— PASSAGE —
-------
Further development of Connected TV (CTV) across Europe is possible

The rapid transformation of the television advertising market, driven by the increasing fusion of traditional linear and digital spheres, offers entirely new opportunities for data-driven TV advertising and innovative new advertising formats. CTV has become a trending topic within this new market and represents enormous possibilities. Yet, if you take a closer look at the current European development of CTV, you will see a different picture. The market is fragmented, as is always the case for a multilingual continent with differing business practices and TV ecosystems. Currently, the CTV market in the United States is well ahead of its European counterparts. Regardless, CTV is undoubtedly gaining traction across Europe. So, how can we continue to grow CTV throughout the continent?

Advertising-funded video content is booming

There are reasons to be optimistic. As is the case in most parts of the world, the consumption of video content has been growing rapidly for years. 2020 saw a boom in online video content consumption in the seven largest European markets on SVOD, AVOD, and broadcaster catch-up platforms. Ad-financed platforms and the VOD segments of European Broadcasters have particularly seen continued CTV growth throughout 2021. The SVOD sector, however, is increasingly saturated and remains highly competitive. Since they don’t require monthly subscriptions or even sign-ins, AVOD platforms have a significantly lower access barrier than SVOD platforms. Users can switch back and forth between multiple services. This, in turn, promotes AVOD growth. While AVOD consumption is still at a relatively low level compared with other media distribution systems, users in all major European markets are starting to embrace digital TV-like content and are increasingly likely to accept advertising in exchange for free access to high-quality video. But users in Europe stick to local content and offerings. To scale the advertising opportunity across national borders, marketers and content providers need to collaborate.

CTV is far more than just streaming

CTV advertising formats are not just limited to streaming. CTV includes all video ad formats that are targeted digitally but are similar to TV in form and content. They are predominantly consumed on smart TVs. Thanks to the HbbTV standard and Addressable TV (ATV), this also includes linear TV programming in Europe. But new digital environments – including broadcaster catch-up platforms and AVOD services – play an important role in the development of the CTV market, especially when streamed via smart TVs. Since last year, the TV set has become the most popular user device for consuming VOD. While ATV aims to digitalise advertising in the context of linear television, CTV environments that are accessed digitally are generating entirely new advertising environments and thus additional ad space.
-------
— MATERIAL PROVIDED —
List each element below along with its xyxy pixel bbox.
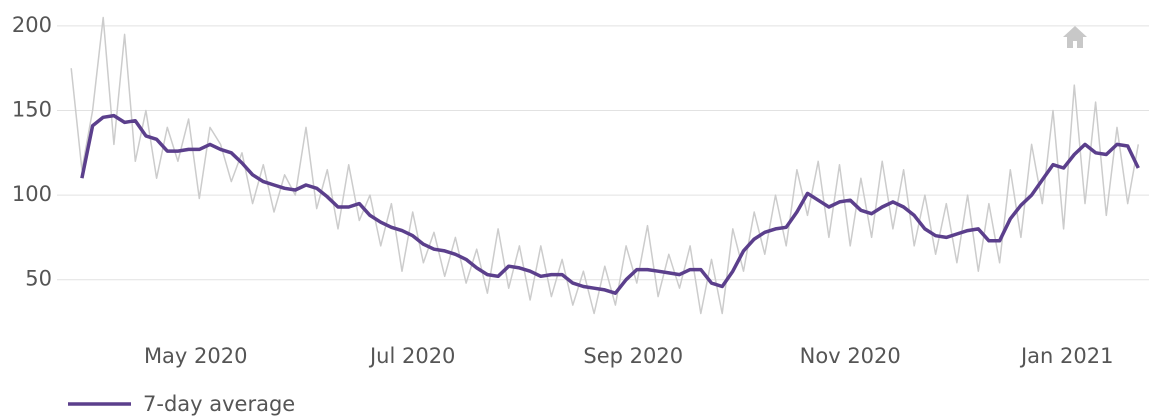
-------
— TASK REQUIREMENTS —
(A) In the Connected TV passage, which device has been the most popular for consuming VOD since last year?
(B) Reproduce the part of the Connected TV passage starting at "The rapid transformation" and ending at "throughout the continent?".

— RESULTS BY TASK —
(A) The TV set.

(B)
The rapid transformation of the television advertising market, driven by the increasing fusion of traditional linear and digital spheres, offers entirely new opportunities for data-driven TV advertising and innovative new advertising formats. CTV has become a trending topic within this new market and represents enormous possibilities. Yet, if you take a closer look at the current European development of CTV, you will see a different picture. The market is fragmented, as is always the case for a multilingual continent with differing business practices and TV ecosystems. Currently, the CTV market in the United States is well ahead of its European counterparts. Regardless, CTV is undoubtedly gaining traction across Europe. So, how can we continue to grow CTV throughout the continent?